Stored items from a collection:

%%

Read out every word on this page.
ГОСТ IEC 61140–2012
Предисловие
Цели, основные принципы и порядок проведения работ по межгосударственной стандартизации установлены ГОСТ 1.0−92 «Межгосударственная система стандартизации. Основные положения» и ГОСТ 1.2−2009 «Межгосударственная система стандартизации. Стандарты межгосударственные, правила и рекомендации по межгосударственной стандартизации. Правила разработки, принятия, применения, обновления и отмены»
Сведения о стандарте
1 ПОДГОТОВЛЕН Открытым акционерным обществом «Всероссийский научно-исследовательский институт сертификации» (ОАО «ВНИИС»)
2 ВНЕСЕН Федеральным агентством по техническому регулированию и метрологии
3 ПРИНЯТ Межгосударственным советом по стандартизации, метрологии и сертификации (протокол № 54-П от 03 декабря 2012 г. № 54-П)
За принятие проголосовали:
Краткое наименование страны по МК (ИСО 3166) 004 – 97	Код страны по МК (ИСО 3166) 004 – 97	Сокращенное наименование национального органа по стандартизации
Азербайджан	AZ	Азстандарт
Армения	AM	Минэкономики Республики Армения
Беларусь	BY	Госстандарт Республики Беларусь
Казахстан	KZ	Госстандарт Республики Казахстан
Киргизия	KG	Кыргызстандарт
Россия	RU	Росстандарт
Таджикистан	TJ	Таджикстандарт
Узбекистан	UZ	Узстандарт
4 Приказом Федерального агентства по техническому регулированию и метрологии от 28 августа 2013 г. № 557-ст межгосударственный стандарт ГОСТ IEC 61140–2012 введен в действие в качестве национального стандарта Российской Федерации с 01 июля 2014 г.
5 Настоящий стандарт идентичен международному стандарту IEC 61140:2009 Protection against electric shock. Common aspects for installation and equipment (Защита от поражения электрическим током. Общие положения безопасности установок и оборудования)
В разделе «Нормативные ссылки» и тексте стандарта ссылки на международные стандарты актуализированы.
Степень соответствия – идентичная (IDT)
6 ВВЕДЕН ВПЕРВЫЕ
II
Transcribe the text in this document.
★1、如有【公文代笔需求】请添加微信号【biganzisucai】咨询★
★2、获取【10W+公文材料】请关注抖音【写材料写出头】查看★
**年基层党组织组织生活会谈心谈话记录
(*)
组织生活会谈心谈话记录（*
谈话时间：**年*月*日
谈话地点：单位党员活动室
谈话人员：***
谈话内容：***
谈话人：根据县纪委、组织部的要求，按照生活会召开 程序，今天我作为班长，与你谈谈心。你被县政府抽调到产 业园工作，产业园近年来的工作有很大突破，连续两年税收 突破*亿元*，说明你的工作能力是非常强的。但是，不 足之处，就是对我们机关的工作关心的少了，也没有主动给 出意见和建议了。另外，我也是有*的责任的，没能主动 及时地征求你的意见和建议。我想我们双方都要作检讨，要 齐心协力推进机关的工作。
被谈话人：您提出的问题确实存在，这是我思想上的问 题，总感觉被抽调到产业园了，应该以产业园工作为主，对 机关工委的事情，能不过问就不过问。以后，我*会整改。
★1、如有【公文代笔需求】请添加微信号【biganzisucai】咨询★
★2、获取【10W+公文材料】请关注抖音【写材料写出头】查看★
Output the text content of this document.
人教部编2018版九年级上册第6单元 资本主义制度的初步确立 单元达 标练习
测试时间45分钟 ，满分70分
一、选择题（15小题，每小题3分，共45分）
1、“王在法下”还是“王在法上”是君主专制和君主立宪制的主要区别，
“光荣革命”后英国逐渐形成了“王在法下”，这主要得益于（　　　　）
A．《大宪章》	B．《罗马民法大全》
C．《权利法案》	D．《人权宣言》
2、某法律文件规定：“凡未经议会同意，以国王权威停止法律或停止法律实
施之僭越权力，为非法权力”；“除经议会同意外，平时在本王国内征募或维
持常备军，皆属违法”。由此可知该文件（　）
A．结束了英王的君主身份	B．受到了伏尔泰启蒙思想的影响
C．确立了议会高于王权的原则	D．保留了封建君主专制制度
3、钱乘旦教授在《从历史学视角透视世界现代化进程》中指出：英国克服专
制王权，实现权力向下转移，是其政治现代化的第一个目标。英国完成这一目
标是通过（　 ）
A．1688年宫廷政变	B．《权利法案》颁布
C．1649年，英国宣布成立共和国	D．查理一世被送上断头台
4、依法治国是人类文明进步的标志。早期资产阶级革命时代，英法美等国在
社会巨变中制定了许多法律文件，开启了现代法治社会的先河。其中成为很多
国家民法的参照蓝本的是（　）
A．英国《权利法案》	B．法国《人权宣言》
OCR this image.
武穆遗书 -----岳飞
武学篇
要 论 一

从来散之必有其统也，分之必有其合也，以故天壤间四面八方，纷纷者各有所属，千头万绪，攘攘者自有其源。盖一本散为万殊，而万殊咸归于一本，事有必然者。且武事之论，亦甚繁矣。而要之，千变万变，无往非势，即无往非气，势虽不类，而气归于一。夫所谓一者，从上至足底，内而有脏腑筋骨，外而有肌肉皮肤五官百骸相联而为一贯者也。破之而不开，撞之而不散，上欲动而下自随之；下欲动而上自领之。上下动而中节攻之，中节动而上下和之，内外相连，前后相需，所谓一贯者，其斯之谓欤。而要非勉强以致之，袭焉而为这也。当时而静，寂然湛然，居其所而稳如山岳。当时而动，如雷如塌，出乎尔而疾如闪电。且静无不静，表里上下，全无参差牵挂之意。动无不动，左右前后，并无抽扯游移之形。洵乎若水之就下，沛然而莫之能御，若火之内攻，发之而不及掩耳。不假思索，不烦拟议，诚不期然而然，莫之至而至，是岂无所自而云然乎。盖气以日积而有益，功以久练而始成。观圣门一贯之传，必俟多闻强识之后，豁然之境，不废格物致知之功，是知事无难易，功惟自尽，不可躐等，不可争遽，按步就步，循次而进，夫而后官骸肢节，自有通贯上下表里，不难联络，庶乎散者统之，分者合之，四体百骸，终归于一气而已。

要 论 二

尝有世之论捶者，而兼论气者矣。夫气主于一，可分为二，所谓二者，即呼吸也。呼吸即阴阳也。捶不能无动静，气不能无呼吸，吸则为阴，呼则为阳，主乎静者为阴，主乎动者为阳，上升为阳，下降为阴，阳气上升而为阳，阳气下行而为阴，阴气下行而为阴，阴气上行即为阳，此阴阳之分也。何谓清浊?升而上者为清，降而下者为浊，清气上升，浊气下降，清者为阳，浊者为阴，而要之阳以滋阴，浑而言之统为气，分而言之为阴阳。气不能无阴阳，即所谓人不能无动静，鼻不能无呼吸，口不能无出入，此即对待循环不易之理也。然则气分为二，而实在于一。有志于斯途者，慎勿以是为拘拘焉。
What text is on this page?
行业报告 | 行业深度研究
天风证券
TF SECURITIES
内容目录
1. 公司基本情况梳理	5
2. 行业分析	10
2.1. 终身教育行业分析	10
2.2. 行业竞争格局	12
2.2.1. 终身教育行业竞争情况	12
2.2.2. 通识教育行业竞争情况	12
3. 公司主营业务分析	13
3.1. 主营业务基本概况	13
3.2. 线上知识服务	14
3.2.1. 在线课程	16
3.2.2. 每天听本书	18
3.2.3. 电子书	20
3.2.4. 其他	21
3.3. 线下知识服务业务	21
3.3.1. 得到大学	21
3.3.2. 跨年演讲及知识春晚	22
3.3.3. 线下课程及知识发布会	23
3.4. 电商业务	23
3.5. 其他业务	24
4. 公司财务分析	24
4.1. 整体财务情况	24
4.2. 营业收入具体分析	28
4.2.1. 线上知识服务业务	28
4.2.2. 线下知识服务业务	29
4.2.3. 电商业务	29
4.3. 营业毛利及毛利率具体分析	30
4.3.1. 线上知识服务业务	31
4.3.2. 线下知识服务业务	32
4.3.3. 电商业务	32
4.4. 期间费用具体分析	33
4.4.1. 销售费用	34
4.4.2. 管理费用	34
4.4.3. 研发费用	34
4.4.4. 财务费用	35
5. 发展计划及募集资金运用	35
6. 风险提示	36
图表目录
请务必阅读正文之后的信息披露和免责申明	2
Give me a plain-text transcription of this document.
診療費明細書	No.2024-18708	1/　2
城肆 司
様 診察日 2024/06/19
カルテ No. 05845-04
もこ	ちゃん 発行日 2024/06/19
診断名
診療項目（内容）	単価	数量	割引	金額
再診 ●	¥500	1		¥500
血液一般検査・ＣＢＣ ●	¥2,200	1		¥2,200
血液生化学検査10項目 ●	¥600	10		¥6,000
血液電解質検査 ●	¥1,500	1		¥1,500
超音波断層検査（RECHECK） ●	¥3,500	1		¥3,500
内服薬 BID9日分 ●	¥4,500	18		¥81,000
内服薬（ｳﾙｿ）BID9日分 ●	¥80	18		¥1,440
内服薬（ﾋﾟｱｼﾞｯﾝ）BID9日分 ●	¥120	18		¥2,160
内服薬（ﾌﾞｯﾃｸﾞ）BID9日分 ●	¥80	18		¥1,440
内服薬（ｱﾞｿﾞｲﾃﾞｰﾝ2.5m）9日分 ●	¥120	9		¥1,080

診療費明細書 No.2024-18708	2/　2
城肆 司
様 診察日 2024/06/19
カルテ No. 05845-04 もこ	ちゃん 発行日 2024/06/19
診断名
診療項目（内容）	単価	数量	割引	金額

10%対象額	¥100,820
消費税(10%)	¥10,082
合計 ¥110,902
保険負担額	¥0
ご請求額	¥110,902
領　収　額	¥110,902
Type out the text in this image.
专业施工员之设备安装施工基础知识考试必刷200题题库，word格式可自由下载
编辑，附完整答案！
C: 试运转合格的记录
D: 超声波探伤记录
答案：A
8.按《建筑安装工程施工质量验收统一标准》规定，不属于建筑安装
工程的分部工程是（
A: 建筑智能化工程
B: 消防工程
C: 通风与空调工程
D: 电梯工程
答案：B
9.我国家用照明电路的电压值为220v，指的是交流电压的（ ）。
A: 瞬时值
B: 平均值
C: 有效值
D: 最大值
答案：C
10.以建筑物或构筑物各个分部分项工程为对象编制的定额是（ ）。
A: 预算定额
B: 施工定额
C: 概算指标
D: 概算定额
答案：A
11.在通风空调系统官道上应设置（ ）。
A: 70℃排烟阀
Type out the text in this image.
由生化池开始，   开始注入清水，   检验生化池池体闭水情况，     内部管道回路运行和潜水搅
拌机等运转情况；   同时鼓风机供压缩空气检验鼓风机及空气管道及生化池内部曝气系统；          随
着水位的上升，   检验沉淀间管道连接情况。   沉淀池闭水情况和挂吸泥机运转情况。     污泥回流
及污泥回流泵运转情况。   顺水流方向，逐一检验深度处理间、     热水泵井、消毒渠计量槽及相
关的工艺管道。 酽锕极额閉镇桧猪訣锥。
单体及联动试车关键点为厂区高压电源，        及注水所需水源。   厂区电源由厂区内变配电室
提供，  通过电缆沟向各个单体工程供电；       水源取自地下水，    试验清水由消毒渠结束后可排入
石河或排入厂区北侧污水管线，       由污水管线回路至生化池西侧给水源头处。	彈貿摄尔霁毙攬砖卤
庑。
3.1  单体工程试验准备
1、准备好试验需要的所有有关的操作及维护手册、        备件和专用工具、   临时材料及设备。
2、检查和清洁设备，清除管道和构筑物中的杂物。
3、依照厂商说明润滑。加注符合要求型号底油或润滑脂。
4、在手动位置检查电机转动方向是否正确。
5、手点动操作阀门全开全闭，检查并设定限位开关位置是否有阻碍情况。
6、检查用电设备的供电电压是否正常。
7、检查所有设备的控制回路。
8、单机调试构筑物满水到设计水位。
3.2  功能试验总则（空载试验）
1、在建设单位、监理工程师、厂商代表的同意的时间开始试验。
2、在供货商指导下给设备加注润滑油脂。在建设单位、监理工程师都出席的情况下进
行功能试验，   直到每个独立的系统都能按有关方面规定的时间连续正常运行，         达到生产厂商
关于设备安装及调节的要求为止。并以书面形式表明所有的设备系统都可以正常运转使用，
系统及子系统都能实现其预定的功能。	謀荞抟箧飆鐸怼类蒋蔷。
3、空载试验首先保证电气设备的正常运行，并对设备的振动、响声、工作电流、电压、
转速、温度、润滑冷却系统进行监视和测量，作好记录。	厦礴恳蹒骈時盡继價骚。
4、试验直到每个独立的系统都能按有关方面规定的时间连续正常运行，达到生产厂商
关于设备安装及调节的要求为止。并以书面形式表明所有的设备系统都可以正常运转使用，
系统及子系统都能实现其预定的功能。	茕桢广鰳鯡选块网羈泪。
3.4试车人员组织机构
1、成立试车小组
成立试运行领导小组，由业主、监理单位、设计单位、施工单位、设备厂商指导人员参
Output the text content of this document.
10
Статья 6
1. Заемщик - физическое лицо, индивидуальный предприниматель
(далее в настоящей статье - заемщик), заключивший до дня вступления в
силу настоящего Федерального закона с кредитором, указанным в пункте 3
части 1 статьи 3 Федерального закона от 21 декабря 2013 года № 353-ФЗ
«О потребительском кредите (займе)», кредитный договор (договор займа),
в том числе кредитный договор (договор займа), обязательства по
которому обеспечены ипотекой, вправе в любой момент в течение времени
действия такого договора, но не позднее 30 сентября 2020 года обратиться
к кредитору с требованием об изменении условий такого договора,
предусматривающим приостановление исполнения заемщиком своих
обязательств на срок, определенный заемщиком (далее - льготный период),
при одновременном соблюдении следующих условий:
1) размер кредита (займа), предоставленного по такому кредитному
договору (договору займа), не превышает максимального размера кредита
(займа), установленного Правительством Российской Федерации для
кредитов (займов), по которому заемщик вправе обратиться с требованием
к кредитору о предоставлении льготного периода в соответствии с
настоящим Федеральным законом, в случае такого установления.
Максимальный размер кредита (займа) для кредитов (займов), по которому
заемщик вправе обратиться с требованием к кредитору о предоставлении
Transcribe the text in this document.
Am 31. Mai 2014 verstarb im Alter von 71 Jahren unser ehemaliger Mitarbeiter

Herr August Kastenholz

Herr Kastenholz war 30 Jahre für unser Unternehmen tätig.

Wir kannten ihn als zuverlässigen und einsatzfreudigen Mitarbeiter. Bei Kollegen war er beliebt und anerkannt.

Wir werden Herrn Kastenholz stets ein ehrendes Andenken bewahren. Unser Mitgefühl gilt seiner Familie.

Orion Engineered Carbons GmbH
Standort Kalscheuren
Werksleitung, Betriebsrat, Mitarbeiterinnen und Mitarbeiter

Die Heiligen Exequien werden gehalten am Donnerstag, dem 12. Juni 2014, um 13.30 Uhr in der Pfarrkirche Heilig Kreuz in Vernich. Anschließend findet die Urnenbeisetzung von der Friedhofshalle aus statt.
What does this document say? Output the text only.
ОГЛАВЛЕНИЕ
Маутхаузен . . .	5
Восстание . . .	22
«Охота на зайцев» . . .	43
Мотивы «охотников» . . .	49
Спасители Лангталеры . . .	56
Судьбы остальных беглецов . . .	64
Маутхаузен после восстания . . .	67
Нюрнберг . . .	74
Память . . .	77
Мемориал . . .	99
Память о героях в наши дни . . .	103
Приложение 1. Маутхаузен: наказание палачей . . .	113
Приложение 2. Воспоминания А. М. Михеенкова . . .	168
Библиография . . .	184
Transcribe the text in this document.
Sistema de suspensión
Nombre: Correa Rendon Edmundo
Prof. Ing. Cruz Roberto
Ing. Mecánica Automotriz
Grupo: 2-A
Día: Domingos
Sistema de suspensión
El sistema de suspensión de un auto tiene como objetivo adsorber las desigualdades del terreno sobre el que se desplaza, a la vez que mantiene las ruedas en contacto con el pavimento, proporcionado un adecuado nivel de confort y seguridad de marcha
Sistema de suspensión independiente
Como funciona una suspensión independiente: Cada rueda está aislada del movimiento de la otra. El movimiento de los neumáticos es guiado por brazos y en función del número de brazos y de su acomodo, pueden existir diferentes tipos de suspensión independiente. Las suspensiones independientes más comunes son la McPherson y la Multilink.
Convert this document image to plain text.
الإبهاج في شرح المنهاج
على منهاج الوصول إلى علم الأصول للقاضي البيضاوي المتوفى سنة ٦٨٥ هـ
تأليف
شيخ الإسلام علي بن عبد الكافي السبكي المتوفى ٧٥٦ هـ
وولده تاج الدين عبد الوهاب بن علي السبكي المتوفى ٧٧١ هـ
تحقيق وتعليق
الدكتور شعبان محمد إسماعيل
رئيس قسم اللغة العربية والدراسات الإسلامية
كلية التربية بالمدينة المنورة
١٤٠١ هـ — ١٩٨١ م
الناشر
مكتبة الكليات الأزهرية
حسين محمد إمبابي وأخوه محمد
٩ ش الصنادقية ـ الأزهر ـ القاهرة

%%

» **Instructions for the task**
Which lines of the data above contain "ГОСТ"? Copy each one.

» **Worked solution**
ГОСТ IEC 61140–2012
Цели, основные принципы и порядок проведения работ по межгосударственной стандартизации установлены ГОСТ 1.0−92 «Межгосударственная система стандартизации. Основные положения» и ГОСТ 1.2−2009 «Межгосударственная система стандартизации. Стандарты межгосударственные, правила и рекомендации по межгосударственной стандартизации. Правила разработки, принятия, применения, обновления и отмены»
4 Приказом Федерального агентства по техническому регулированию и метрологии от 28 августа 2013 г. № 557-ст межгосударственный стандарт ГОСТ IEC 61140–2012 введен в действие в качестве национального стандарта Российской Федерации с 01 июля 2014 г.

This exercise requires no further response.